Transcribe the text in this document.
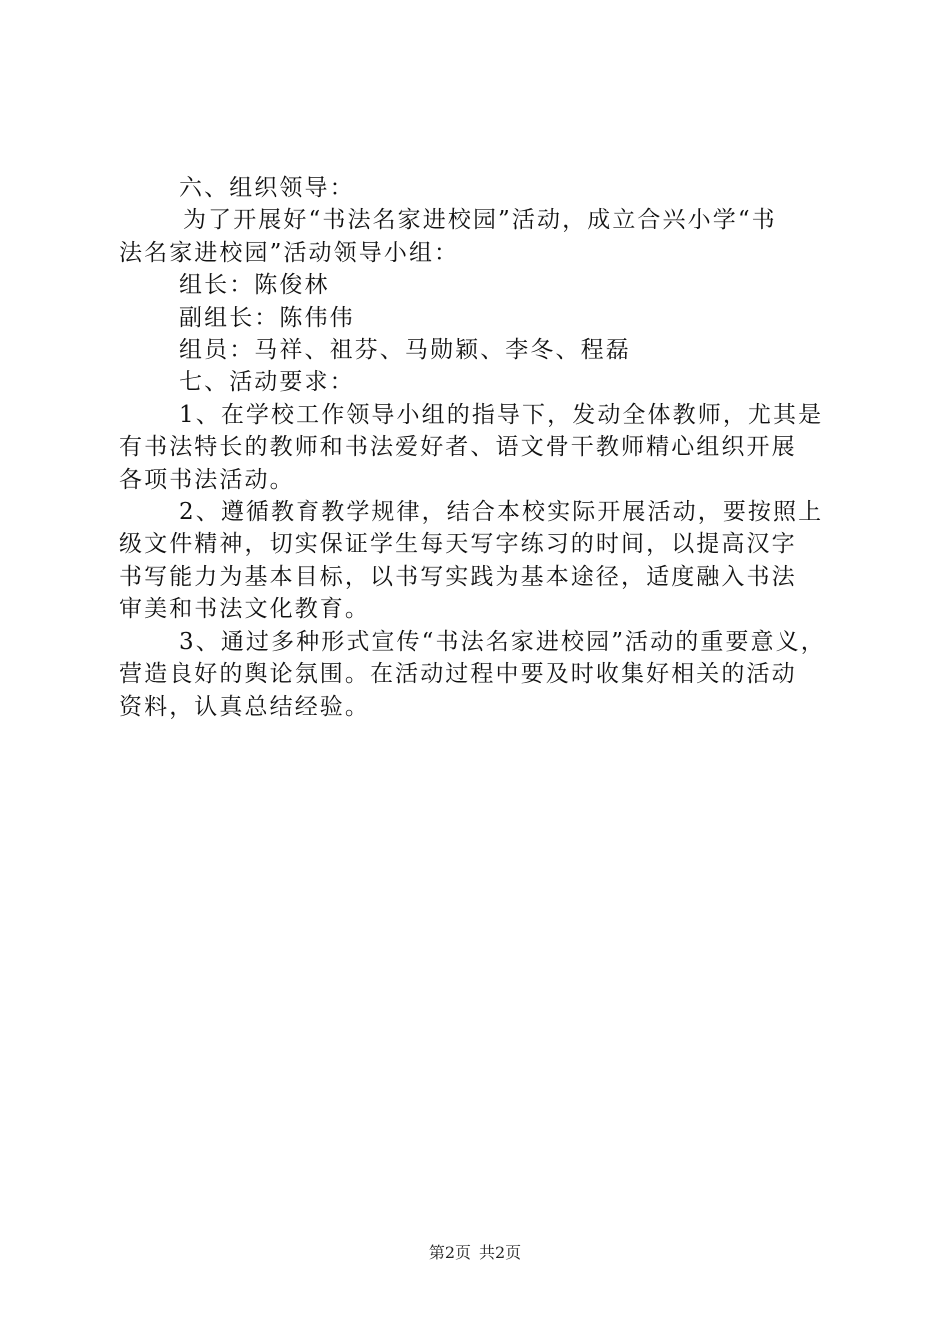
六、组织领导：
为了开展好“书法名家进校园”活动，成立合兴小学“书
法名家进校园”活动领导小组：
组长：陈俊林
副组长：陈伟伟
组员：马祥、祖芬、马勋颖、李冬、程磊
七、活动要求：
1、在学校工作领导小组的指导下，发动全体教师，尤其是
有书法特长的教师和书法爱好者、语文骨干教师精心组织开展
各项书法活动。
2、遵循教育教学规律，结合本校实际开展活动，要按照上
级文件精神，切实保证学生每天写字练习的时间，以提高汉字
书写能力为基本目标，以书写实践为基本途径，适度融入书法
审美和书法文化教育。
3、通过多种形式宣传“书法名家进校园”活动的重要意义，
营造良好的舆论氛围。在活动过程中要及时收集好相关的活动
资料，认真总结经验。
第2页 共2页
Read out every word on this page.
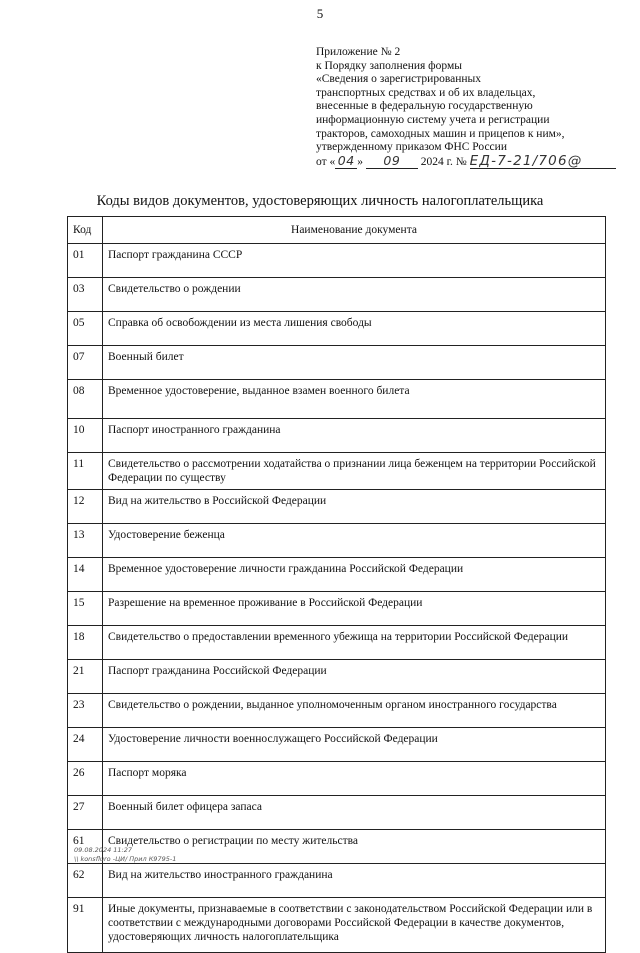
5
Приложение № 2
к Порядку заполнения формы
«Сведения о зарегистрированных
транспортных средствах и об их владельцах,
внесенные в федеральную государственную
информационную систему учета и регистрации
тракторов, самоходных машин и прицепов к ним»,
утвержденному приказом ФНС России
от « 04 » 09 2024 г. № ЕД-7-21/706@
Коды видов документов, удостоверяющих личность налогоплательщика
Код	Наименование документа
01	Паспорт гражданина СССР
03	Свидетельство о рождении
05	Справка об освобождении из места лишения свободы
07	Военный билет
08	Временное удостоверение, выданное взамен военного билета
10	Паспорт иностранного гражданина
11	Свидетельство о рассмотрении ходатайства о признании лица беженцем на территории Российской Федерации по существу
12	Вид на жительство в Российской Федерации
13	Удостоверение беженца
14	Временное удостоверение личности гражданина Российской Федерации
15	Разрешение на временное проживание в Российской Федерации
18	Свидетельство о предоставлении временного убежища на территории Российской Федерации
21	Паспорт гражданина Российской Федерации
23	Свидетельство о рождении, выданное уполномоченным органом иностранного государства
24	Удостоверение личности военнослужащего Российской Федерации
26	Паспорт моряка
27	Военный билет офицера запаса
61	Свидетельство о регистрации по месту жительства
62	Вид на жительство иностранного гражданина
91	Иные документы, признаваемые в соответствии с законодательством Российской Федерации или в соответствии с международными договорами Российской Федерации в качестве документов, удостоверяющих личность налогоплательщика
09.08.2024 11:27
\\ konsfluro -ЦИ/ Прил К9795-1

--

| Job |
Display every line of the listing that contains the string "this".

| Output of the task |
Transcribe the text in this document.
Read out every word on this page.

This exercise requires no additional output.